▶ [The problem]
From the listing below, pull out the lines that hold "title".

▶ [Collected data entries]
:::
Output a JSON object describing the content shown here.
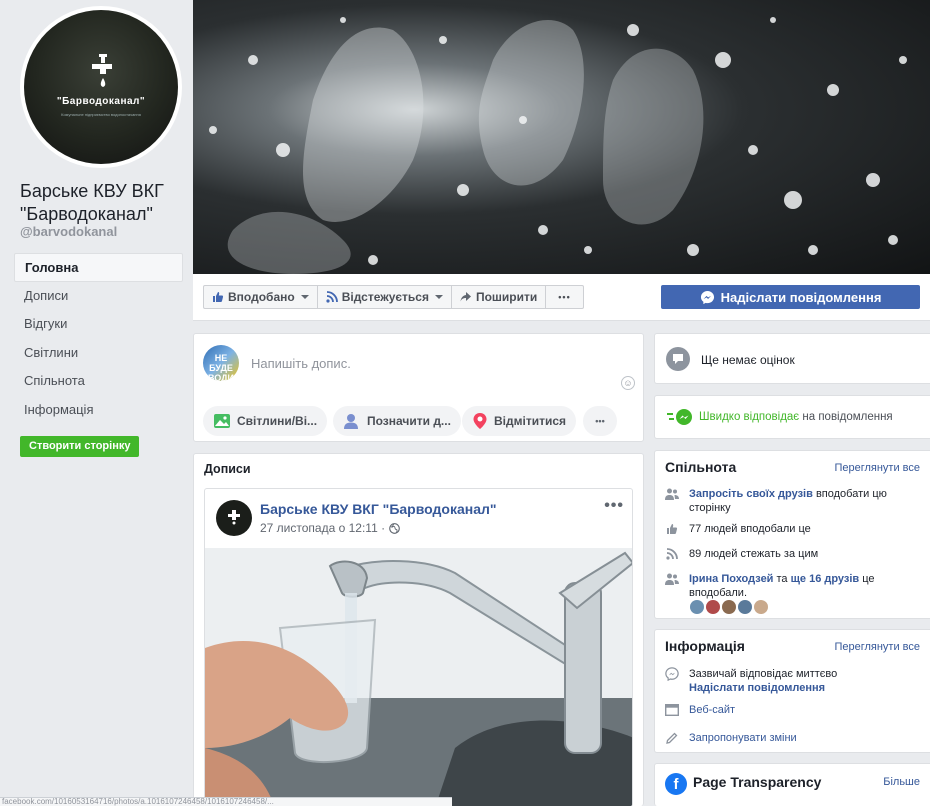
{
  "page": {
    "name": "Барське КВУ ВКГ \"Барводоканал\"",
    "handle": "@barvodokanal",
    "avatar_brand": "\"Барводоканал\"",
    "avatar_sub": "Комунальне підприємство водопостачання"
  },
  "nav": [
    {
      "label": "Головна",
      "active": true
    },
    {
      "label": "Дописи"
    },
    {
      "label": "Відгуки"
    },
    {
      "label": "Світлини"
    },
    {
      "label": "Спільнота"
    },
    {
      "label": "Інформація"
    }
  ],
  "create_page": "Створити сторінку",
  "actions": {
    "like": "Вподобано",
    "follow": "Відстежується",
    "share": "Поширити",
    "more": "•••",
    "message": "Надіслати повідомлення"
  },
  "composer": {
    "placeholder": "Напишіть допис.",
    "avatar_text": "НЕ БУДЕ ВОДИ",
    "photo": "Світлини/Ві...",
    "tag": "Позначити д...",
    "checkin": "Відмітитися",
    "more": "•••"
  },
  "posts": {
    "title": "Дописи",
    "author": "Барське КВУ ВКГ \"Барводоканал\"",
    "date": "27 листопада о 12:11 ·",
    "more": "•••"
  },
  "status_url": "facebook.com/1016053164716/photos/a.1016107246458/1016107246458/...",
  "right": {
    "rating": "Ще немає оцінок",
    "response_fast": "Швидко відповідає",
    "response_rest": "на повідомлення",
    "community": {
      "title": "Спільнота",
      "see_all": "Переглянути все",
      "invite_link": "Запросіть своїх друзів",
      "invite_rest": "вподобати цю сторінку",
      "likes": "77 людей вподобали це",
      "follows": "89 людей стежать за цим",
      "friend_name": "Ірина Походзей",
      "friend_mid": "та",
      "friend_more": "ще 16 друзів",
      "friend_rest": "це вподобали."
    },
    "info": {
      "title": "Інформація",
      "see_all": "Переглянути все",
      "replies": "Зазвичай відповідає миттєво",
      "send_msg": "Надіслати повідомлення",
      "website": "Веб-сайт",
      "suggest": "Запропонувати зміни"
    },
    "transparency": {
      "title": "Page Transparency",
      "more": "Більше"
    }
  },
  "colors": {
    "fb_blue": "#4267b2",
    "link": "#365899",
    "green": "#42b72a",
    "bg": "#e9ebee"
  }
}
:::
▶ [Answer]
    "title": "Дописи",
      "title": "Спільнота",
      "title": "Інформація",
      "title": "Page Transparency",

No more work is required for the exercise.